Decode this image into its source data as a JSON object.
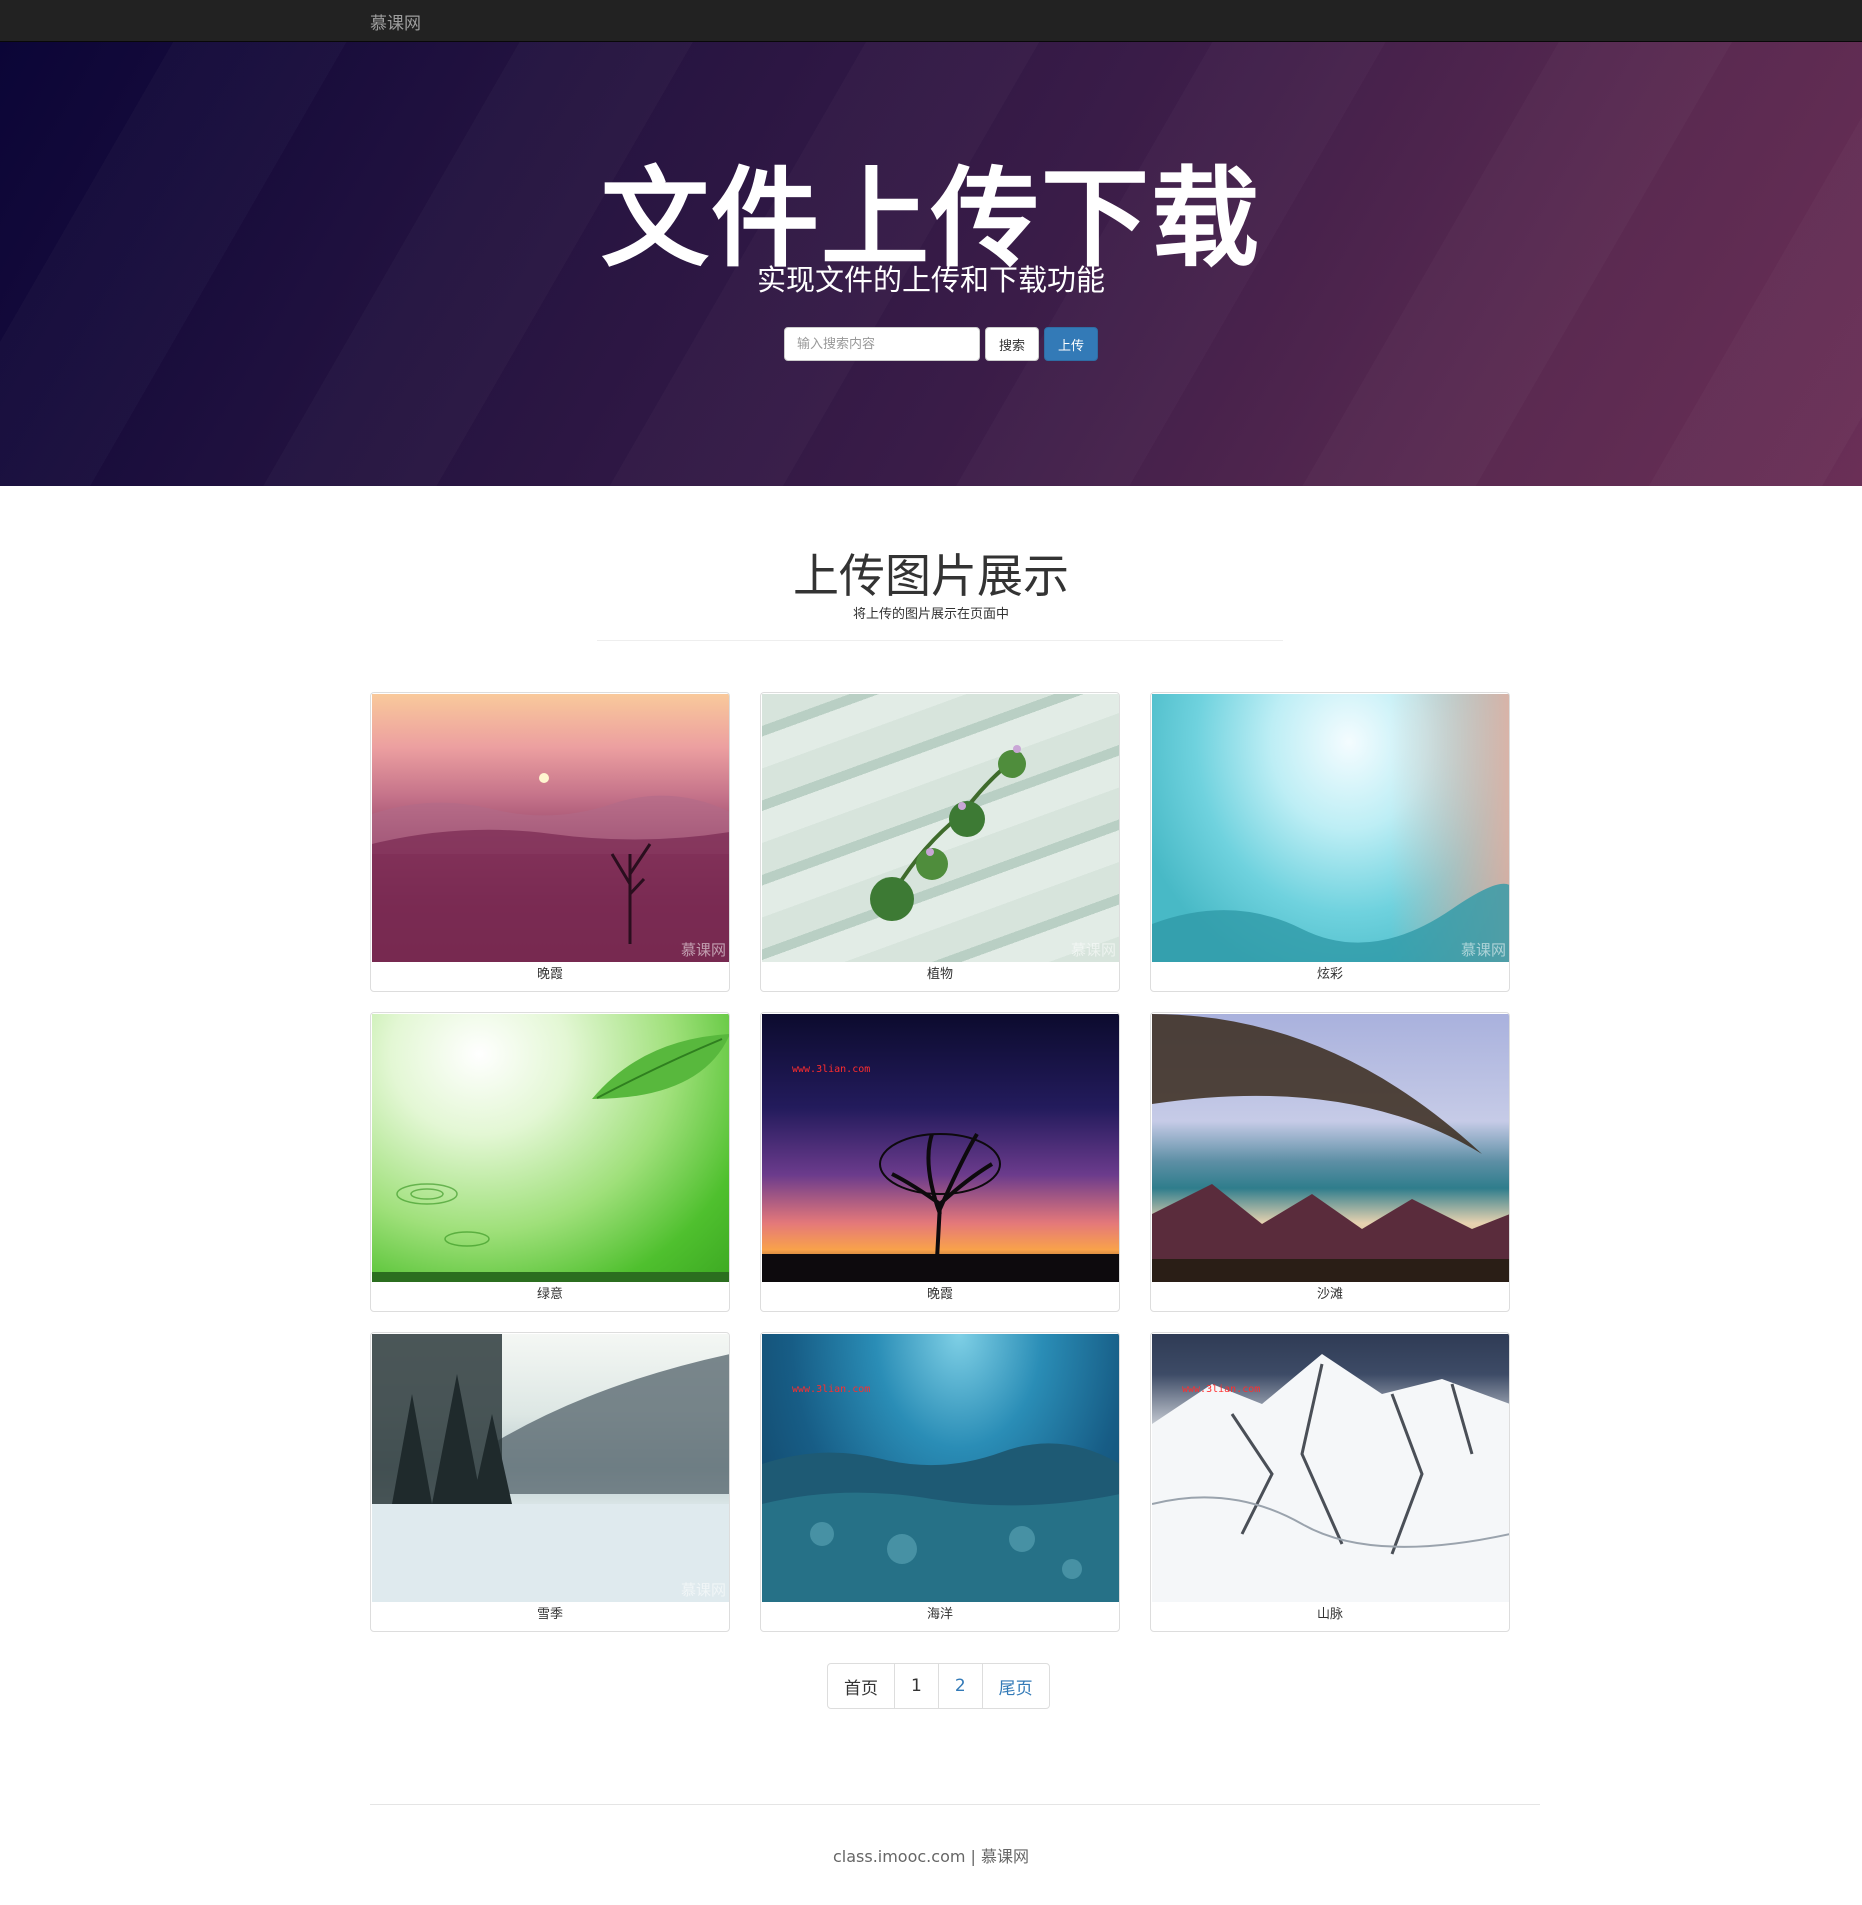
{
  "navbar": {
    "brand": "慕课网"
  },
  "hero": {
    "title": "文件上传下载",
    "subtitle": "实现文件的上传和下载功能",
    "search_placeholder": "输入搜索内容",
    "search_button": "搜索",
    "upload_button": "上传"
  },
  "section": {
    "title": "上传图片展示",
    "subtitle": "将上传的图片展示在页面中"
  },
  "gallery": [
    {
      "caption": "晚霞",
      "watermark": "慕课网"
    },
    {
      "caption": "植物",
      "watermark": "慕课网"
    },
    {
      "caption": "炫彩",
      "watermark": "慕课网"
    },
    {
      "caption": "绿意",
      "watermark": ""
    },
    {
      "caption": "晚霞",
      "watermark": "www.3lian.com"
    },
    {
      "caption": "沙滩",
      "watermark": ""
    },
    {
      "caption": "雪季",
      "watermark": "慕课网"
    },
    {
      "caption": "海洋",
      "watermark": "www.3lian.com"
    },
    {
      "caption": "山脉",
      "watermark": "www.3lian.com"
    }
  ],
  "pagination": {
    "first": "首页",
    "pages": [
      "1",
      "2"
    ],
    "last": "尾页"
  },
  "footer": {
    "text": "class.imooc.com | 慕课网"
  }
}
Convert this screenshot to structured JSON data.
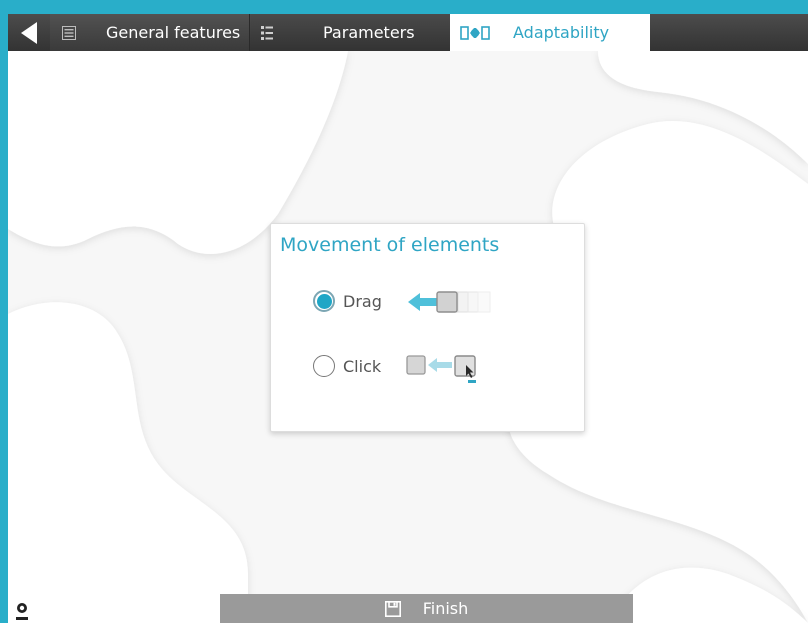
{
  "tabs": {
    "general_label": "General features",
    "parameters_label": "Parameters",
    "adaptability_label": "Adaptability"
  },
  "dialog": {
    "title": "Movement of elements",
    "options": [
      {
        "label": "Drag",
        "selected": true
      },
      {
        "label": "Click",
        "selected": false
      }
    ]
  },
  "footer": {
    "finish_label": "Finish"
  },
  "icons": {
    "back": "back-arrow-icon",
    "general": "list-panel-icon",
    "parameters": "list-bullets-icon",
    "adaptability": "adapt-icon",
    "finish": "save-icon",
    "logo": "brand-logo"
  },
  "colors": {
    "frame": "#29aec9",
    "accent": "#2fa5c4",
    "radio_fill": "#1fa6c6",
    "tabbar": "#3a3a3a",
    "finish_bar": "#9a9a9a"
  }
}
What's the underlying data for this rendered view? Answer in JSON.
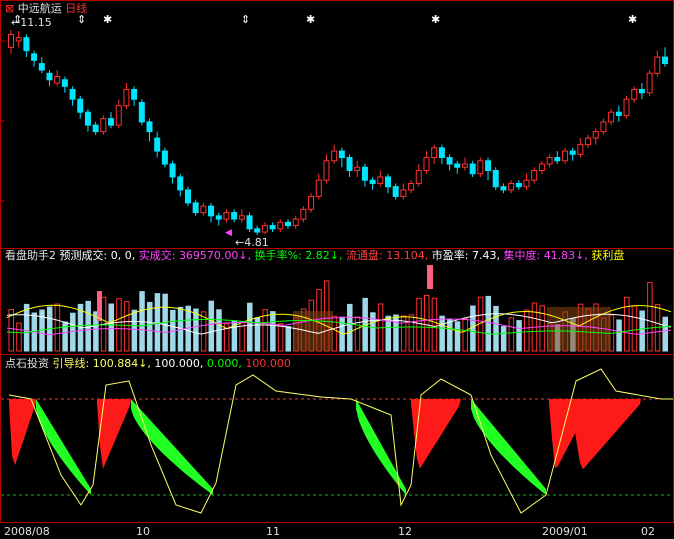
{
  "header": {
    "stock_name": "中远航运",
    "period": "日线",
    "high_marker": "11.15",
    "low_marker": "4.81",
    "colors": {
      "up": "#ff3030",
      "down": "#00e5ff",
      "border": "#b00000"
    }
  },
  "volume_panel": {
    "title": "看盘助手2",
    "items": [
      {
        "label": "预测成交:",
        "value": "0, 0,",
        "color": "#ffffff"
      },
      {
        "label": "实成交:",
        "value": "369570.00↓,",
        "color": "#ff44ff"
      },
      {
        "label": "换手率%:",
        "value": "2.82↓,",
        "color": "#00ff00"
      },
      {
        "label": "流通盘:",
        "value": "13.104,",
        "color": "#ff4040"
      },
      {
        "label": "市盈率:",
        "value": "7.43,",
        "color": "#ffffff"
      },
      {
        "label": "集中度:",
        "value": "41.83↓,",
        "color": "#ff44ff"
      },
      {
        "label": "获利盘",
        "value": "",
        "color": "#ffff00"
      }
    ]
  },
  "indicator_panel": {
    "title": "点石投资",
    "label": "引导线:",
    "values": [
      {
        "text": "100.884↓,",
        "color": "#ffff66"
      },
      {
        "text": "100.000,",
        "color": "#ffffff"
      },
      {
        "text": "0.000,",
        "color": "#00ff00"
      },
      {
        "text": "100.000",
        "color": "#ff3030"
      }
    ]
  },
  "date_axis": [
    {
      "label": "2008/08"
    },
    {
      "label": "10"
    },
    {
      "label": "11"
    },
    {
      "label": "12"
    },
    {
      "label": "2009/01"
    },
    {
      "label": "02"
    }
  ],
  "chart_data": {
    "type": "candlestick",
    "price_high": 11.15,
    "price_low": 4.81,
    "candles": [
      [
        10.6,
        11.0,
        11.15,
        10.4
      ],
      [
        10.8,
        10.9,
        11.1,
        10.6
      ],
      [
        10.9,
        10.5,
        11.0,
        10.3
      ],
      [
        10.4,
        10.2,
        10.5,
        10.0
      ],
      [
        10.1,
        9.9,
        10.3,
        9.8
      ],
      [
        9.8,
        9.6,
        9.9,
        9.4
      ],
      [
        9.5,
        9.7,
        9.9,
        9.4
      ],
      [
        9.6,
        9.4,
        9.7,
        9.2
      ],
      [
        9.3,
        9.0,
        9.4,
        8.8
      ],
      [
        9.0,
        8.6,
        9.1,
        8.4
      ],
      [
        8.6,
        8.2,
        8.7,
        8.0
      ],
      [
        8.2,
        8.0,
        8.3,
        7.9
      ],
      [
        8.0,
        8.4,
        8.5,
        7.9
      ],
      [
        8.4,
        8.2,
        8.6,
        8.1
      ],
      [
        8.2,
        8.8,
        9.0,
        8.1
      ],
      [
        8.8,
        9.3,
        9.5,
        8.7
      ],
      [
        9.3,
        9.0,
        9.4,
        8.8
      ],
      [
        8.9,
        8.3,
        9.0,
        8.2
      ],
      [
        8.3,
        8.0,
        8.4,
        7.7
      ],
      [
        7.8,
        7.4,
        8.0,
        7.2
      ],
      [
        7.4,
        7.0,
        7.5,
        6.9
      ],
      [
        7.0,
        6.6,
        7.1,
        6.4
      ],
      [
        6.6,
        6.2,
        6.7,
        6.0
      ],
      [
        6.2,
        5.8,
        6.3,
        5.7
      ],
      [
        5.8,
        5.5,
        5.9,
        5.4
      ],
      [
        5.5,
        5.7,
        5.8,
        5.4
      ],
      [
        5.7,
        5.4,
        5.8,
        5.2
      ],
      [
        5.4,
        5.3,
        5.5,
        5.1
      ],
      [
        5.3,
        5.5,
        5.6,
        5.2
      ],
      [
        5.5,
        5.3,
        5.6,
        5.2
      ],
      [
        5.3,
        5.4,
        5.6,
        5.2
      ],
      [
        5.4,
        5.0,
        5.5,
        4.9
      ],
      [
        5.0,
        4.9,
        5.1,
        4.81
      ],
      [
        4.9,
        5.1,
        5.2,
        4.85
      ],
      [
        5.1,
        5.0,
        5.2,
        4.9
      ],
      [
        5.0,
        5.2,
        5.3,
        4.9
      ],
      [
        5.2,
        5.1,
        5.3,
        5.0
      ],
      [
        5.1,
        5.3,
        5.4,
        5.0
      ],
      [
        5.3,
        5.6,
        5.7,
        5.2
      ],
      [
        5.6,
        6.0,
        6.1,
        5.5
      ],
      [
        6.0,
        6.5,
        6.7,
        5.9
      ],
      [
        6.5,
        7.1,
        7.3,
        6.4
      ],
      [
        7.1,
        7.4,
        7.6,
        7.0
      ],
      [
        7.4,
        7.2,
        7.5,
        6.9
      ],
      [
        7.2,
        6.8,
        7.3,
        6.6
      ],
      [
        6.8,
        6.9,
        7.1,
        6.6
      ],
      [
        6.9,
        6.5,
        7.0,
        6.3
      ],
      [
        6.5,
        6.4,
        6.6,
        6.2
      ],
      [
        6.4,
        6.6,
        6.8,
        6.3
      ],
      [
        6.6,
        6.3,
        6.7,
        6.1
      ],
      [
        6.3,
        6.0,
        6.4,
        5.9
      ],
      [
        6.0,
        6.2,
        6.4,
        5.9
      ],
      [
        6.2,
        6.4,
        6.5,
        6.1
      ],
      [
        6.4,
        6.8,
        7.0,
        6.3
      ],
      [
        6.8,
        7.2,
        7.4,
        6.7
      ],
      [
        7.2,
        7.5,
        7.6,
        7.0
      ],
      [
        7.5,
        7.2,
        7.6,
        7.0
      ],
      [
        7.2,
        7.0,
        7.3,
        6.8
      ],
      [
        7.0,
        6.9,
        7.1,
        6.7
      ],
      [
        6.9,
        7.0,
        7.2,
        6.8
      ],
      [
        7.0,
        6.7,
        7.1,
        6.6
      ],
      [
        6.7,
        7.1,
        7.2,
        6.6
      ],
      [
        7.1,
        6.8,
        7.2,
        6.5
      ],
      [
        6.8,
        6.3,
        6.9,
        6.2
      ],
      [
        6.3,
        6.2,
        6.4,
        6.1
      ],
      [
        6.2,
        6.4,
        6.5,
        6.1
      ],
      [
        6.4,
        6.3,
        6.5,
        6.2
      ],
      [
        6.3,
        6.5,
        6.7,
        6.2
      ],
      [
        6.5,
        6.8,
        6.9,
        6.4
      ],
      [
        6.8,
        7.0,
        7.1,
        6.7
      ],
      [
        7.0,
        7.2,
        7.3,
        6.9
      ],
      [
        7.2,
        7.1,
        7.4,
        7.0
      ],
      [
        7.1,
        7.4,
        7.5,
        7.0
      ],
      [
        7.4,
        7.3,
        7.5,
        7.1
      ],
      [
        7.3,
        7.6,
        7.8,
        7.2
      ],
      [
        7.6,
        7.8,
        7.9,
        7.5
      ],
      [
        7.8,
        8.0,
        8.1,
        7.6
      ],
      [
        8.0,
        8.3,
        8.4,
        7.9
      ],
      [
        8.3,
        8.6,
        8.7,
        8.2
      ],
      [
        8.6,
        8.5,
        8.8,
        8.3
      ],
      [
        8.5,
        9.0,
        9.1,
        8.4
      ],
      [
        9.0,
        9.3,
        9.4,
        8.9
      ],
      [
        9.3,
        9.2,
        9.5,
        9.0
      ],
      [
        9.2,
        9.8,
        9.9,
        9.1
      ],
      [
        9.8,
        10.3,
        10.5,
        9.7
      ],
      [
        10.3,
        10.1,
        10.6,
        10.0
      ]
    ],
    "volume_panel_series": "volume bars with moving averages",
    "indicator_reference_lines": [
      100,
      0
    ]
  }
}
#####
• INSTRUCTIONS FOR THE TASK:
Write out each line of the data that holds the string "list".

• COMPLETE OUTPUT:
    "general": "list-panel-icon",
    "parameters": "list-bullets-icon",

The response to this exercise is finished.